[DATA SUPPLIED]

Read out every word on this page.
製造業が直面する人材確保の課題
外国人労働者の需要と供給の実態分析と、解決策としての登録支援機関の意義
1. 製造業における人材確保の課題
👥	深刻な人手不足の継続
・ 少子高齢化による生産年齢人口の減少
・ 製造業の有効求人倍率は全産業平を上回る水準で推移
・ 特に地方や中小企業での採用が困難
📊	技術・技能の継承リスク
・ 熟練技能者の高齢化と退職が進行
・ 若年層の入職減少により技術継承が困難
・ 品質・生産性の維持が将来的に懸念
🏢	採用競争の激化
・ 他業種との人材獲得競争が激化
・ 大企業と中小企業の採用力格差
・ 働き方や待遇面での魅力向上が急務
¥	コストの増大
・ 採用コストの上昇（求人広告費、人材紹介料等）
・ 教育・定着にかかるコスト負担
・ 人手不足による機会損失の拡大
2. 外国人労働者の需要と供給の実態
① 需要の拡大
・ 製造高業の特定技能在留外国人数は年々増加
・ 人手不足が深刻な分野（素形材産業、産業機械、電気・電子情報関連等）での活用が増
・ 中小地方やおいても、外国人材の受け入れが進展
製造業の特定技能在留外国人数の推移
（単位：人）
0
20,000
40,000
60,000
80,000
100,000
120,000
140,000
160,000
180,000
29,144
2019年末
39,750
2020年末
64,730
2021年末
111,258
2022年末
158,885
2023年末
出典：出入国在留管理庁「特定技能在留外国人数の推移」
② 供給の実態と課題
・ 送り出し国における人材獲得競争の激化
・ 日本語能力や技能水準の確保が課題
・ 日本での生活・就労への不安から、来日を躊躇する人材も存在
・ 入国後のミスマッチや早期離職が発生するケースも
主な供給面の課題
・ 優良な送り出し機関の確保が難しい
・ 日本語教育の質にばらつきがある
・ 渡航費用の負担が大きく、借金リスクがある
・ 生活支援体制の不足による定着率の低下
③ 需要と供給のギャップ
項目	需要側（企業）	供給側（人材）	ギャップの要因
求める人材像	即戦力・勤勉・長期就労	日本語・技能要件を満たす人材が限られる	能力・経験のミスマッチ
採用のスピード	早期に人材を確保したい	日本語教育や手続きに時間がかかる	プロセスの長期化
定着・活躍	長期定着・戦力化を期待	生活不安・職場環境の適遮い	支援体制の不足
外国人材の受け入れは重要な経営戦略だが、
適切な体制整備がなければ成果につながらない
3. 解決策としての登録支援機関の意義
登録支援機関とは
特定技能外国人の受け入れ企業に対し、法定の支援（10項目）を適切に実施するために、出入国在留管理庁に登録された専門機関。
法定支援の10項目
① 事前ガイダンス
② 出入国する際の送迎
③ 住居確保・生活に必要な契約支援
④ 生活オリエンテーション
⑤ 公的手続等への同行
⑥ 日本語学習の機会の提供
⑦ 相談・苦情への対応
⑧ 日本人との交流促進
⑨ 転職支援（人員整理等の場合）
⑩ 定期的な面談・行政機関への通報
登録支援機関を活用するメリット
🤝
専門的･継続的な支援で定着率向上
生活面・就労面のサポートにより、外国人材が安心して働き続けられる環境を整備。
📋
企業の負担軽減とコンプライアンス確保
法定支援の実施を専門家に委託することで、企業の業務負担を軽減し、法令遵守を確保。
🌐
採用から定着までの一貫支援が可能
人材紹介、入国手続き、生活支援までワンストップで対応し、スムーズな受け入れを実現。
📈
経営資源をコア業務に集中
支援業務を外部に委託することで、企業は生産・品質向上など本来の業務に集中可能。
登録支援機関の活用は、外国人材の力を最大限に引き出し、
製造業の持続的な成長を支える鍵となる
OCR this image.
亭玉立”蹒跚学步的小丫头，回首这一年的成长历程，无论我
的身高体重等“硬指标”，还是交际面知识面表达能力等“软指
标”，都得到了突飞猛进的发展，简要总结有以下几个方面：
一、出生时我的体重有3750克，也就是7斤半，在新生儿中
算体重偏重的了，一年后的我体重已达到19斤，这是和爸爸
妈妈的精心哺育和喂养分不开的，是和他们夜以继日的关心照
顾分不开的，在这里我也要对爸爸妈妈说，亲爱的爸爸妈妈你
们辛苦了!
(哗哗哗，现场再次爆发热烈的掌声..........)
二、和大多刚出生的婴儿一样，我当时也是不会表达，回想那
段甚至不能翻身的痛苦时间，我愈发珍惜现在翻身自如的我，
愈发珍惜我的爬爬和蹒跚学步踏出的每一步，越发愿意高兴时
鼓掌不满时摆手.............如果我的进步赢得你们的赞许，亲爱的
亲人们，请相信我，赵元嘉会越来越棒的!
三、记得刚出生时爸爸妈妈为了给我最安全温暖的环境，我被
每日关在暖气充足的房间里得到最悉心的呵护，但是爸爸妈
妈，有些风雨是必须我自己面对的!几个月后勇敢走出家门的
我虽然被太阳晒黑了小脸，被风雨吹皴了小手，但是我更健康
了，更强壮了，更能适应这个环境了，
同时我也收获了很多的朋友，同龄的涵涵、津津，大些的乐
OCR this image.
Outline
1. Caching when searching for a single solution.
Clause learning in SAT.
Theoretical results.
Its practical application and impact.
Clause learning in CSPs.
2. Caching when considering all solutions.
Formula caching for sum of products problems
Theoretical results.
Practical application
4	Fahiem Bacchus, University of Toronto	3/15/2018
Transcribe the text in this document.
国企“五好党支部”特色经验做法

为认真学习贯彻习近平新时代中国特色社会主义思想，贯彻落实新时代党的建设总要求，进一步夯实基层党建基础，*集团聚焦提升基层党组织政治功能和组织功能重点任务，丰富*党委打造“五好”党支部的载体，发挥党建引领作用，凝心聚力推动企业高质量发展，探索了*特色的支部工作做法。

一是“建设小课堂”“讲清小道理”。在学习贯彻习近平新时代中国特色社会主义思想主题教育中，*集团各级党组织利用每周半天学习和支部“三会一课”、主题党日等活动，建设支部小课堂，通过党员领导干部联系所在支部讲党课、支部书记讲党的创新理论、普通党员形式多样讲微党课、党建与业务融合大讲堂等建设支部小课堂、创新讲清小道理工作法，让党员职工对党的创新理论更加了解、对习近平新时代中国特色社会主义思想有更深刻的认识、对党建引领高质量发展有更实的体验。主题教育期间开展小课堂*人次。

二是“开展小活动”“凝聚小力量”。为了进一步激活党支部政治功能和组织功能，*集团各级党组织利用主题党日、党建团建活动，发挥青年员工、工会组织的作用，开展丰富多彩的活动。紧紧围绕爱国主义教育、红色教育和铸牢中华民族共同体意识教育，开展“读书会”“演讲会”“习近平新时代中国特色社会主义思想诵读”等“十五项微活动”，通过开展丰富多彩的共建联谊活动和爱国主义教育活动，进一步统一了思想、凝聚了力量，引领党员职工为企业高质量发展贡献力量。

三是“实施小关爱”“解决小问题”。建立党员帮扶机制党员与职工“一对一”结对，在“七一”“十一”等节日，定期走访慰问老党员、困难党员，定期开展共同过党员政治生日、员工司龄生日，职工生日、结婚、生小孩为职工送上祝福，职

[DO THIS]
Copy out the whole listing, exactly as written.

[EXERCISE OUTPUT]
Read out every word on this page.
製造業が直面する人材確保の課題
外国人労働者の需要と供給の実態分析と、解決策としての登録支援機関の意義
1. 製造業における人材確保の課題
👥	深刻な人手不足の継続
・ 少子高齢化による生産年齢人口の減少
・ 製造業の有効求人倍率は全産業平を上回る水準で推移
・ 特に地方や中小企業での採用が困難
📊	技術・技能の継承リスク
・ 熟練技能者の高齢化と退職が進行
・ 若年層の入職減少により技術継承が困難
・ 品質・生産性の維持が将来的に懸念
🏢	採用競争の激化
・ 他業種との人材獲得競争が激化
・ 大企業と中小企業の採用力格差
・ 働き方や待遇面での魅力向上が急務
¥	コストの増大
・ 採用コストの上昇（求人広告費、人材紹介料等）
・ 教育・定着にかかるコスト負担
・ 人手不足による機会損失の拡大
2. 外国人労働者の需要と供給の実態
① 需要の拡大
・ 製造高業の特定技能在留外国人数は年々増加
・ 人手不足が深刻な分野（素形材産業、産業機械、電気・電子情報関連等）での活用が増
・ 中小地方やおいても、外国人材の受け入れが進展
製造業の特定技能在留外国人数の推移
（単位：人）
0
20,000
40,000
60,000
80,000
100,000
120,000
140,000
160,000
180,000
29,144
2019年末
39,750
2020年末
64,730
2021年末
111,258
2022年末
158,885
2023年末
出典：出入国在留管理庁「特定技能在留外国人数の推移」
② 供給の実態と課題
・ 送り出し国における人材獲得競争の激化
・ 日本語能力や技能水準の確保が課題
・ 日本での生活・就労への不安から、来日を躊躇する人材も存在
・ 入国後のミスマッチや早期離職が発生するケースも
主な供給面の課題
・ 優良な送り出し機関の確保が難しい
・ 日本語教育の質にばらつきがある
・ 渡航費用の負担が大きく、借金リスクがある
・ 生活支援体制の不足による定着率の低下
③ 需要と供給のギャップ
項目	需要側（企業）	供給側（人材）	ギャップの要因
求める人材像	即戦力・勤勉・長期就労	日本語・技能要件を満たす人材が限られる	能力・経験のミスマッチ
採用のスピード	早期に人材を確保したい	日本語教育や手続きに時間がかかる	プロセスの長期化
定着・活躍	長期定着・戦力化を期待	生活不安・職場環境の適遮い	支援体制の不足
外国人材の受け入れは重要な経営戦略だが、
適切な体制整備がなければ成果につながらない
3. 解決策としての登録支援機関の意義
登録支援機関とは
特定技能外国人の受け入れ企業に対し、法定の支援（10項目）を適切に実施するために、出入国在留管理庁に登録された専門機関。
法定支援の10項目
① 事前ガイダンス
② 出入国する際の送迎
③ 住居確保・生活に必要な契約支援
④ 生活オリエンテーション
⑤ 公的手続等への同行
⑥ 日本語学習の機会の提供
⑦ 相談・苦情への対応
⑧ 日本人との交流促進
⑨ 転職支援（人員整理等の場合）
⑩ 定期的な面談・行政機関への通報
登録支援機関を活用するメリット
🤝
専門的･継続的な支援で定着率向上
生活面・就労面のサポートにより、外国人材が安心して働き続けられる環境を整備。
📋
企業の負担軽減とコンプライアンス確保
法定支援の実施を専門家に委託することで、企業の業務負担を軽減し、法令遵守を確保。
🌐
採用から定着までの一貫支援が可能
人材紹介、入国手続き、生活支援までワンストップで対応し、スムーズな受け入れを実現。
📈
経営資源をコア業務に集中
支援業務を外部に委託することで、企業は生産・品質向上など本来の業務に集中可能。
登録支援機関の活用は、外国人材の力を最大限に引き出し、
製造業の持続的な成長を支える鍵となる
OCR this image.
亭玉立”蹒跚学步的小丫头，回首这一年的成长历程，无论我
的身高体重等“硬指标”，还是交际面知识面表达能力等“软指
标”，都得到了突飞猛进的发展，简要总结有以下几个方面：
一、出生时我的体重有3750克，也就是7斤半，在新生儿中
算体重偏重的了，一年后的我体重已达到19斤，这是和爸爸
妈妈的精心哺育和喂养分不开的，是和他们夜以继日的关心照
顾分不开的，在这里我也要对爸爸妈妈说，亲爱的爸爸妈妈你
们辛苦了!
(哗哗哗，现场再次爆发热烈的掌声..........)
二、和大多刚出生的婴儿一样，我当时也是不会表达，回想那
段甚至不能翻身的痛苦时间，我愈发珍惜现在翻身自如的我，
愈发珍惜我的爬爬和蹒跚学步踏出的每一步，越发愿意高兴时
鼓掌不满时摆手.............如果我的进步赢得你们的赞许，亲爱的
亲人们，请相信我，赵元嘉会越来越棒的!
三、记得刚出生时爸爸妈妈为了给我最安全温暖的环境，我被
每日关在暖气充足的房间里得到最悉心的呵护，但是爸爸妈
妈，有些风雨是必须我自己面对的!几个月后勇敢走出家门的
我虽然被太阳晒黑了小脸，被风雨吹皴了小手，但是我更健康
了，更强壮了，更能适应这个环境了，
同时我也收获了很多的朋友，同龄的涵涵、津津，大些的乐
OCR this image.
Outline
1. Caching when searching for a single solution.
Clause learning in SAT.
Theoretical results.
Its practical application and impact.
Clause learning in CSPs.
2. Caching when considering all solutions.
Formula caching for sum of products problems
Theoretical results.
Practical application
4	Fahiem Bacchus, University of Toronto	3/15/2018
Transcribe the text in this document.
国企“五好党支部”特色经验做法

为认真学习贯彻习近平新时代中国特色社会主义思想，贯彻落实新时代党的建设总要求，进一步夯实基层党建基础，*集团聚焦提升基层党组织政治功能和组织功能重点任务，丰富*党委打造“五好”党支部的载体，发挥党建引领作用，凝心聚力推动企业高质量发展，探索了*特色的支部工作做法。

一是“建设小课堂”“讲清小道理”。在学习贯彻习近平新时代中国特色社会主义思想主题教育中，*集团各级党组织利用每周半天学习和支部“三会一课”、主题党日等活动，建设支部小课堂，通过党员领导干部联系所在支部讲党课、支部书记讲党的创新理论、普通党员形式多样讲微党课、党建与业务融合大讲堂等建设支部小课堂、创新讲清小道理工作法，让党员职工对党的创新理论更加了解、对习近平新时代中国特色社会主义思想有更深刻的认识、对党建引领高质量发展有更实的体验。主题教育期间开展小课堂*人次。

二是“开展小活动”“凝聚小力量”。为了进一步激活党支部政治功能和组织功能，*集团各级党组织利用主题党日、党建团建活动，发挥青年员工、工会组织的作用，开展丰富多彩的活动。紧紧围绕爱国主义教育、红色教育和铸牢中华民族共同体意识教育，开展“读书会”“演讲会”“习近平新时代中国特色社会主义思想诵读”等“十五项微活动”，通过开展丰富多彩的共建联谊活动和爱国主义教育活动，进一步统一了思想、凝聚了力量，引领党员职工为企业高质量发展贡献力量。

三是“实施小关爱”“解决小问题”。建立党员帮扶机制党员与职工“一对一”结对，在“七一”“十一”等节日，定期走访慰问老党员、困难党员，定期开展共同过党员政治生日、员工司龄生日，职工生日、结婚、生小孩为职工送上祝福，职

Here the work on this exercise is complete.